Report how many lines contain "name". The answer is a single number.

Records that describe figures
>> START

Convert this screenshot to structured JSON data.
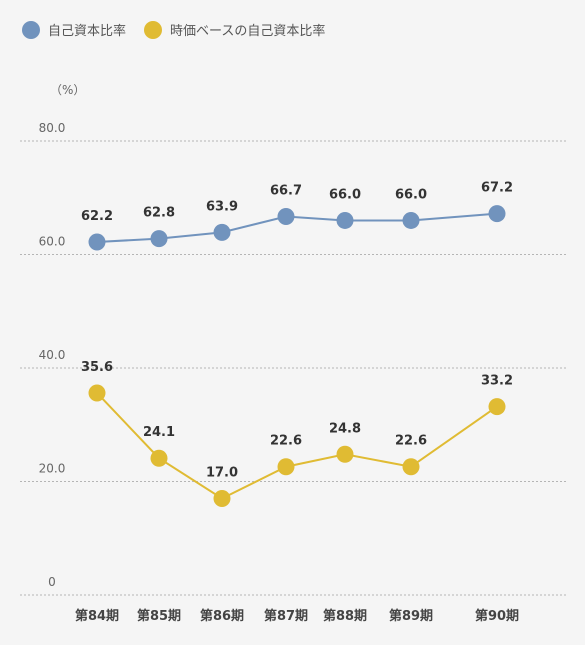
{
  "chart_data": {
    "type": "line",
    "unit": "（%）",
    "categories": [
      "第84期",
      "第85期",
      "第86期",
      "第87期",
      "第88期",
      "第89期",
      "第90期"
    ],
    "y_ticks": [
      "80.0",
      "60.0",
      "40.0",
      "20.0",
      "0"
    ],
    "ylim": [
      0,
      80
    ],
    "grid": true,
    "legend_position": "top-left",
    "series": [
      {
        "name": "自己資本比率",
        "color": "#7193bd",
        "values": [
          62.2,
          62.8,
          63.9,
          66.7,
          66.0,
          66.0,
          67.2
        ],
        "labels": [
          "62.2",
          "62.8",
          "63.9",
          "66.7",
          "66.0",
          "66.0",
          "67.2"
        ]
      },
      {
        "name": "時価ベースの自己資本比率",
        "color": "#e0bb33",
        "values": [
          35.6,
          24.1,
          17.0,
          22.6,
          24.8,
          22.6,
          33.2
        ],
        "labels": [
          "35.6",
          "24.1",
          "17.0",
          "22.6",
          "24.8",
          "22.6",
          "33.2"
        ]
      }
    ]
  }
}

>> END
>> START

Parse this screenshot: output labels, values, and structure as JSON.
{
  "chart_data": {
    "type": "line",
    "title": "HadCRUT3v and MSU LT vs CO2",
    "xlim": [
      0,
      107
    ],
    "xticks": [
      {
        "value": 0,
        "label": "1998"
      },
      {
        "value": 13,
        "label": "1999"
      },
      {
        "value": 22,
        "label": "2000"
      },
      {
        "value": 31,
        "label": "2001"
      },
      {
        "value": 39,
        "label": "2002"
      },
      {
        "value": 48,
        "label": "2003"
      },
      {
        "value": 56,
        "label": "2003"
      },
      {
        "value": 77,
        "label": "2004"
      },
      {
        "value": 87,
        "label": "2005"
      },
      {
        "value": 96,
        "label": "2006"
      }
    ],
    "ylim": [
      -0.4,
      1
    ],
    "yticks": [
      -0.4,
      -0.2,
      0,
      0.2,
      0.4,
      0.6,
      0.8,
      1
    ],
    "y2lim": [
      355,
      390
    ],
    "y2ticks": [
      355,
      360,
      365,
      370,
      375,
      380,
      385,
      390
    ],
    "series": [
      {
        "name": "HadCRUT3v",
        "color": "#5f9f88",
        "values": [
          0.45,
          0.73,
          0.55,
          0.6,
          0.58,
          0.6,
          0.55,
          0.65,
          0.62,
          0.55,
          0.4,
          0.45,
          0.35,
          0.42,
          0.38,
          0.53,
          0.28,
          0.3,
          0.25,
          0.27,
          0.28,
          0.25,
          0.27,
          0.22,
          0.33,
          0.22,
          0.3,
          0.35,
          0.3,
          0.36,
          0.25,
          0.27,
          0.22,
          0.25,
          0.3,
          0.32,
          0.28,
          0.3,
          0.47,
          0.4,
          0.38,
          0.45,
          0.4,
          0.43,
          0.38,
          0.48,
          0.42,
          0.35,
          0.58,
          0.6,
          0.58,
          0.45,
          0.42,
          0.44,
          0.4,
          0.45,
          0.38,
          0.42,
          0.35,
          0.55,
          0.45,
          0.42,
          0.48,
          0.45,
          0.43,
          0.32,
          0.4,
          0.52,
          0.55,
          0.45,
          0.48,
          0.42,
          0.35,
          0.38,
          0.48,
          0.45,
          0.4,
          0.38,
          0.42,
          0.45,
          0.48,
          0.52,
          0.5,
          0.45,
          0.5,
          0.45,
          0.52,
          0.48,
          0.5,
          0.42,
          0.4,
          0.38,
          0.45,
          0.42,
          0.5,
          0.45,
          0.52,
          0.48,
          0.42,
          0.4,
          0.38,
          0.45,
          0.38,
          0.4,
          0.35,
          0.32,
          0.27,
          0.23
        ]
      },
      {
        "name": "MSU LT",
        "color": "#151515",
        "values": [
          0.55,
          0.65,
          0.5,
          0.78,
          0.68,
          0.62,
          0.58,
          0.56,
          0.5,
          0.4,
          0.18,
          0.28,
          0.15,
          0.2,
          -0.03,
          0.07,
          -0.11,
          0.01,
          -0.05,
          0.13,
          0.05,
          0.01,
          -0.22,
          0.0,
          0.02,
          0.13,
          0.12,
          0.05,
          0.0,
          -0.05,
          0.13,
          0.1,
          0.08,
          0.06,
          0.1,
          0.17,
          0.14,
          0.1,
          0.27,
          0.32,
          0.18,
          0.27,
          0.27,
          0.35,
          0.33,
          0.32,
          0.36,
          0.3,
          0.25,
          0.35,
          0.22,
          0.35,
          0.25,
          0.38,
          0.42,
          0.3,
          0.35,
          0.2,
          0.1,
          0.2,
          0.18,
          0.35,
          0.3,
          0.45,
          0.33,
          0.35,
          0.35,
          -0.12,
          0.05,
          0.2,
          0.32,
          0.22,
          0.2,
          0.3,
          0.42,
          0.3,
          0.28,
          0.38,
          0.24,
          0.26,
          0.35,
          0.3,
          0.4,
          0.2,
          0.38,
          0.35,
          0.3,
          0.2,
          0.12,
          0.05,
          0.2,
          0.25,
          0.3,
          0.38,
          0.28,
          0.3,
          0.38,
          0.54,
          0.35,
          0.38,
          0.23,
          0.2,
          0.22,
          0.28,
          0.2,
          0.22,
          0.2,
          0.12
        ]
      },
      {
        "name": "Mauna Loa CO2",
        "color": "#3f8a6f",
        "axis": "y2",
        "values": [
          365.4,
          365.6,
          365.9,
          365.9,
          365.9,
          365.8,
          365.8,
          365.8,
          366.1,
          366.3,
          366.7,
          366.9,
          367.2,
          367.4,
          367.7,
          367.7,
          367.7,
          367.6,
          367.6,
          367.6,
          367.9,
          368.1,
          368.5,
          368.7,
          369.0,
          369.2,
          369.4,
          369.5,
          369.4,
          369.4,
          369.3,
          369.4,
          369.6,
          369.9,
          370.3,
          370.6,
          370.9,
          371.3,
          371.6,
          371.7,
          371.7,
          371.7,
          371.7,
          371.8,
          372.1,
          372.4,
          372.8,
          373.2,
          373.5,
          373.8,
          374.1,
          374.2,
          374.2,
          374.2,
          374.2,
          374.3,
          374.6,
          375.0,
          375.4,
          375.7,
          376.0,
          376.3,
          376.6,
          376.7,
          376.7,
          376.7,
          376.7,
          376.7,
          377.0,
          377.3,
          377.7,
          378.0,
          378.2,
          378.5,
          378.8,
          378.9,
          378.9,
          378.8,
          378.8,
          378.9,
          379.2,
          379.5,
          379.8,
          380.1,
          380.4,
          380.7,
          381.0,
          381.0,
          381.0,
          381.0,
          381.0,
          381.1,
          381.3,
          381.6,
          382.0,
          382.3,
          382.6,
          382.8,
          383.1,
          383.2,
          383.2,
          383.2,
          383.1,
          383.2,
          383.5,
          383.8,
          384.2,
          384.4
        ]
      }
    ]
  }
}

>> END

__RESULT__: 5